INSTRUCTIONS TO FOLLOW -
How many lines of the data below contain the string "item"? Reply with the number alone.

MATERIAL FOR THE TASK -
+--

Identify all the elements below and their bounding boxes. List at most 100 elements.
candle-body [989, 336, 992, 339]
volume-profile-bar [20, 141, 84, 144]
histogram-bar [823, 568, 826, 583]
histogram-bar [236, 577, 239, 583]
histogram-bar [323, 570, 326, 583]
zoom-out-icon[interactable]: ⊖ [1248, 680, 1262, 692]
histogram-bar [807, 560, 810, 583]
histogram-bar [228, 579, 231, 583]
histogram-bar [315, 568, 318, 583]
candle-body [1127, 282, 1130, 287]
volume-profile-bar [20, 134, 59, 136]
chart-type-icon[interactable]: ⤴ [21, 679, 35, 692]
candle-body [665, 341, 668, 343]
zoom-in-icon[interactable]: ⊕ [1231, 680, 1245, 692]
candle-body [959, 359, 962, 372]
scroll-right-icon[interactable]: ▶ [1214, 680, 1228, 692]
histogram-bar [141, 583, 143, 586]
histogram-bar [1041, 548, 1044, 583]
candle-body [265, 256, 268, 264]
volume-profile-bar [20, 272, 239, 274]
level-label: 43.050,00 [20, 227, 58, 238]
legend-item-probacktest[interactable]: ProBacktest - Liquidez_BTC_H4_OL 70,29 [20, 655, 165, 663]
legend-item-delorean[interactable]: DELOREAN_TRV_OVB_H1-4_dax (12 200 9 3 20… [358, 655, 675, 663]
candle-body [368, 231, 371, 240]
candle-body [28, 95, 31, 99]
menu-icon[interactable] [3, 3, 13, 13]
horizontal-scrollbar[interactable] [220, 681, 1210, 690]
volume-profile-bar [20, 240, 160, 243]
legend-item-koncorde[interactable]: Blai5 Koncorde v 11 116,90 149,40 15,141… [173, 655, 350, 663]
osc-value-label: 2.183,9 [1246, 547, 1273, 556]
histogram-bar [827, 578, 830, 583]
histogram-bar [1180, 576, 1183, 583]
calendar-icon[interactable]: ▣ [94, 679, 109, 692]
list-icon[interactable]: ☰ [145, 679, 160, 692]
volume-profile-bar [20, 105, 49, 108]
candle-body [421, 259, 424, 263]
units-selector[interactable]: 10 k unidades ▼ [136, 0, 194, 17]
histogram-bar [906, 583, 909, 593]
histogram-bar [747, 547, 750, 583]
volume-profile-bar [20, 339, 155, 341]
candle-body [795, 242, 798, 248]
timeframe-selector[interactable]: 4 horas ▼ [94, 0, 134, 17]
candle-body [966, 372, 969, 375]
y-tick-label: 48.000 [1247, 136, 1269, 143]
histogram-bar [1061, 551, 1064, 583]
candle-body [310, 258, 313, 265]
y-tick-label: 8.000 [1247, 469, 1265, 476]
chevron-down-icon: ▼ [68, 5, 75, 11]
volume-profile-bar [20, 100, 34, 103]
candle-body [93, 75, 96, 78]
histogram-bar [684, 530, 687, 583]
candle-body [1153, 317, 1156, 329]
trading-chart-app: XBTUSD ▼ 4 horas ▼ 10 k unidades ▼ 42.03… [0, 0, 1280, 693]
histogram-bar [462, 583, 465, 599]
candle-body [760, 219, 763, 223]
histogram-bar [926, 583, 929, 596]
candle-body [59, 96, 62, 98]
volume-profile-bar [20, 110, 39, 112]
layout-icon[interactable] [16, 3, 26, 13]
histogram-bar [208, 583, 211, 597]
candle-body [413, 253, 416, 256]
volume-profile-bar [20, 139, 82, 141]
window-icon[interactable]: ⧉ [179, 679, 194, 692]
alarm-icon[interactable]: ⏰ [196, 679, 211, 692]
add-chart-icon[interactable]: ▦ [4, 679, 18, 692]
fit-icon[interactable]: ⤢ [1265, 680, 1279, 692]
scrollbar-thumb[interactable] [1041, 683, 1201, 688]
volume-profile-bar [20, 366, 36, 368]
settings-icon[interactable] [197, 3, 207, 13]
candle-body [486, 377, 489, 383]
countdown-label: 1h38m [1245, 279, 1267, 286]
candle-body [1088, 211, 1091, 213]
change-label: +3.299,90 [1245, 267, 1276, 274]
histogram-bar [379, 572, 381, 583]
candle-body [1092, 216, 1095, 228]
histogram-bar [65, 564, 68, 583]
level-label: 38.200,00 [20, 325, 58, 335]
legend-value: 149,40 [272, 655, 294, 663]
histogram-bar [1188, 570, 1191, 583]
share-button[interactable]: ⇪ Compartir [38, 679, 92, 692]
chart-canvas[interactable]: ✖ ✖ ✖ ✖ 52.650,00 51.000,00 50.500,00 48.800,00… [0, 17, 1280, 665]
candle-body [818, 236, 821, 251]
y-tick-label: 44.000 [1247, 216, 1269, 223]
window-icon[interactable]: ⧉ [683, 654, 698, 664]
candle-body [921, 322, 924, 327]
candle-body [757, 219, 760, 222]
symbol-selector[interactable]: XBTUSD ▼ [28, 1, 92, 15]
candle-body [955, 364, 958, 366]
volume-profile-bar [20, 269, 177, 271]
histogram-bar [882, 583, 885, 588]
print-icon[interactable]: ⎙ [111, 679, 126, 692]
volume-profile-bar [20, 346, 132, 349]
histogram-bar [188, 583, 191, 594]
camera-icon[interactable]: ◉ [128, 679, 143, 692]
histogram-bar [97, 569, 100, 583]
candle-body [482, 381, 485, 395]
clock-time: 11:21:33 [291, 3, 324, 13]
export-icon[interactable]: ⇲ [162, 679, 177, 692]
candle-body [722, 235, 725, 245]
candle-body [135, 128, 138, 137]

+--

IN RESPONSE -
3